## DIRECTIONS FOR THIS TASK
Examine each line of the data. Copy those that contain the string "environmental".

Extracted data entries

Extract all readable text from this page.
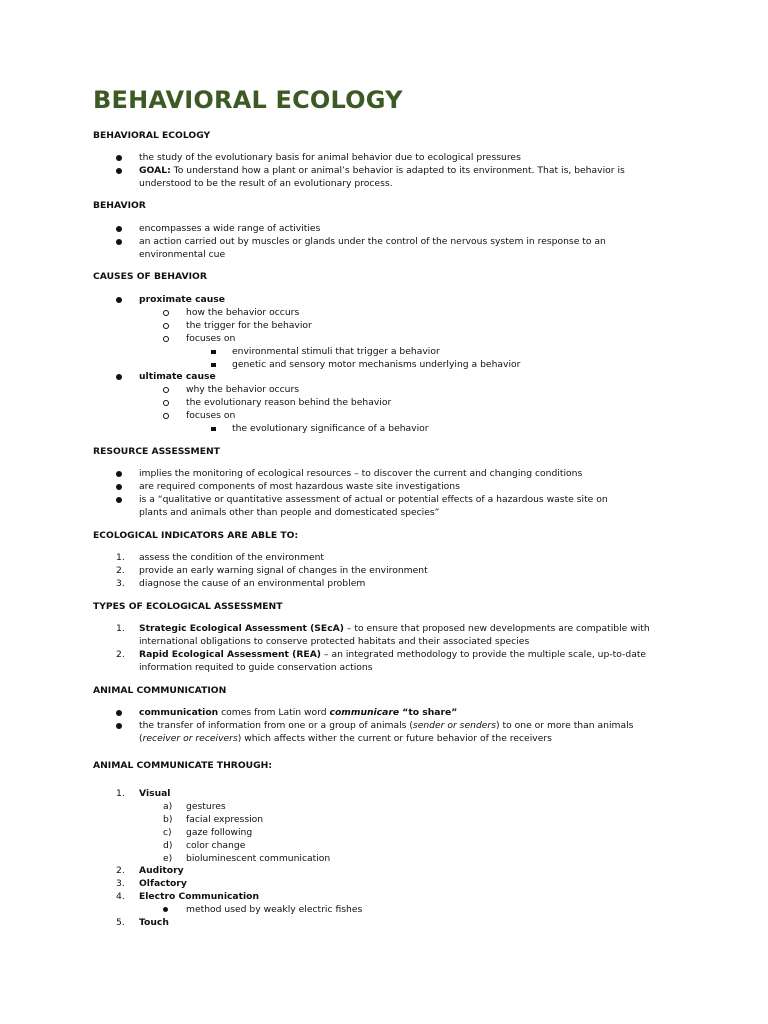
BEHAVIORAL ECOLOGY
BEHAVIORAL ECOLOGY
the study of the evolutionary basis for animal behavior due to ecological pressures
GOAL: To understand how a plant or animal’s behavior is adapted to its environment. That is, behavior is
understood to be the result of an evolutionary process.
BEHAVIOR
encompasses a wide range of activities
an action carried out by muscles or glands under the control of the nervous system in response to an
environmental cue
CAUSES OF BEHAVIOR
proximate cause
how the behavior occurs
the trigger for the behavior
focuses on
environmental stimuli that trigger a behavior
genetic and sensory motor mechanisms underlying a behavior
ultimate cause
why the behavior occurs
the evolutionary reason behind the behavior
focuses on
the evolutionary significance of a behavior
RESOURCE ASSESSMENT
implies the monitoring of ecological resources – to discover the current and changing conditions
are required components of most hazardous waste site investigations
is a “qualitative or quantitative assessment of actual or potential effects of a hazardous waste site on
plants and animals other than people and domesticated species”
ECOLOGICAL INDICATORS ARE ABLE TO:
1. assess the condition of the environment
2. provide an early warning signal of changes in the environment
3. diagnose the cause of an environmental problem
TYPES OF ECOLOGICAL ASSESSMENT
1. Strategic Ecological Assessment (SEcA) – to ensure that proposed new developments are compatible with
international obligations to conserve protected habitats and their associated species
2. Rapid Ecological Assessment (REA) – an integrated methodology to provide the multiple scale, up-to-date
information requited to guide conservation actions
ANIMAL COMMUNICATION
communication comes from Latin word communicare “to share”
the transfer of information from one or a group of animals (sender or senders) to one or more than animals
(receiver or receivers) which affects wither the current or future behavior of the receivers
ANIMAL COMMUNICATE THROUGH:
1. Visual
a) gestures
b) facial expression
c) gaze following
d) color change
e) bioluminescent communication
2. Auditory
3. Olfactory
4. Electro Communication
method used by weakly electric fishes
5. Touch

## EXERCISE ANSWER
environmental cue
environmental stimuli that trigger a behavior
3. diagnose the cause of an environmental problem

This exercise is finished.